Some records
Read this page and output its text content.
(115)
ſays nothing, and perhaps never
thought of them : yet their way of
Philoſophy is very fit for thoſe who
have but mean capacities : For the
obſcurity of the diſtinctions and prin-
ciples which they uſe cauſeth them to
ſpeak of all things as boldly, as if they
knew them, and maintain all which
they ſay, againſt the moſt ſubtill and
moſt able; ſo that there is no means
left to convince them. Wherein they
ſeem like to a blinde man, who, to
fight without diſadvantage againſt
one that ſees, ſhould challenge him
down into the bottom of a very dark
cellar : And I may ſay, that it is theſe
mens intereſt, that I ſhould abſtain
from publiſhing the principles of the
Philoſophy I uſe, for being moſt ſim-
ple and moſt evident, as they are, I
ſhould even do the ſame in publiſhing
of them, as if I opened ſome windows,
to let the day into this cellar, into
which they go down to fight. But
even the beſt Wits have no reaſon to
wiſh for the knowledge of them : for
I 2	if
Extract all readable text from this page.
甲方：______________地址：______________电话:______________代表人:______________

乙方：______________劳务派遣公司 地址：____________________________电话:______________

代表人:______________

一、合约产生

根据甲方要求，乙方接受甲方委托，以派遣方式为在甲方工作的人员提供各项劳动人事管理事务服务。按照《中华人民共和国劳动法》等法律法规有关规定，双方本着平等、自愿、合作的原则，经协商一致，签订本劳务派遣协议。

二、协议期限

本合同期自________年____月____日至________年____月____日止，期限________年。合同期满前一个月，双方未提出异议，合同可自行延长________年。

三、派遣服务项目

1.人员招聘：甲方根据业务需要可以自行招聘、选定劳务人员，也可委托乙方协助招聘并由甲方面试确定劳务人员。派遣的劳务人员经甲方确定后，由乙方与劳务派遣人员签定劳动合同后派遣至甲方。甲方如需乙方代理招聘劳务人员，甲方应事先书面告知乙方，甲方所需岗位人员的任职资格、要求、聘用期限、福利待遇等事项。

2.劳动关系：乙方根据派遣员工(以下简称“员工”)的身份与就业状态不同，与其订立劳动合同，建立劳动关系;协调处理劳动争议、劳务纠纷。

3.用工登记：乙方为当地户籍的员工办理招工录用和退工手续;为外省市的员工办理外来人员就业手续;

— Objective —
Set down the entries verbatim, leaving none out.

— Output for this exercise —
Read this page and output its text content.
(115)
ſays nothing, and perhaps never
thought of them : yet their way of
Philoſophy is very fit for thoſe who
have but mean capacities : For the
obſcurity of the diſtinctions and prin-
ciples which they uſe cauſeth them to
ſpeak of all things as boldly, as if they
knew them, and maintain all which
they ſay, againſt the moſt ſubtill and
moſt able; ſo that there is no means
left to convince them. Wherein they
ſeem like to a blinde man, who, to
fight without diſadvantage againſt
one that ſees, ſhould challenge him
down into the bottom of a very dark
cellar : And I may ſay, that it is theſe
mens intereſt, that I ſhould abſtain
from publiſhing the principles of the
Philoſophy I uſe, for being moſt ſim-
ple and moſt evident, as they are, I
ſhould even do the ſame in publiſhing
of them, as if I opened ſome windows,
to let the day into this cellar, into
which they go down to fight. But
even the beſt Wits have no reaſon to
wiſh for the knowledge of them : for
I 2	if
Extract all readable text from this page.
甲方：______________地址：______________电话:______________代表人:______________

乙方：______________劳务派遣公司 地址：____________________________电话:______________

代表人:______________

一、合约产生

根据甲方要求，乙方接受甲方委托，以派遣方式为在甲方工作的人员提供各项劳动人事管理事务服务。按照《中华人民共和国劳动法》等法律法规有关规定，双方本着平等、自愿、合作的原则，经协商一致，签订本劳务派遣协议。

二、协议期限

本合同期自________年____月____日至________年____月____日止，期限________年。合同期满前一个月，双方未提出异议，合同可自行延长________年。

三、派遣服务项目

1.人员招聘：甲方根据业务需要可以自行招聘、选定劳务人员，也可委托乙方协助招聘并由甲方面试确定劳务人员。派遣的劳务人员经甲方确定后，由乙方与劳务派遣人员签定劳动合同后派遣至甲方。甲方如需乙方代理招聘劳务人员，甲方应事先书面告知乙方，甲方所需岗位人员的任职资格、要求、聘用期限、福利待遇等事项。

2.劳动关系：乙方根据派遣员工(以下简称“员工”)的身份与就业状态不同，与其订立劳动合同，建立劳动关系;协调处理劳动争议、劳务纠纷。

3.用工登记：乙方为当地户籍的员工办理招工录用和退工手续;为外省市的员工办理外来人员就业手续;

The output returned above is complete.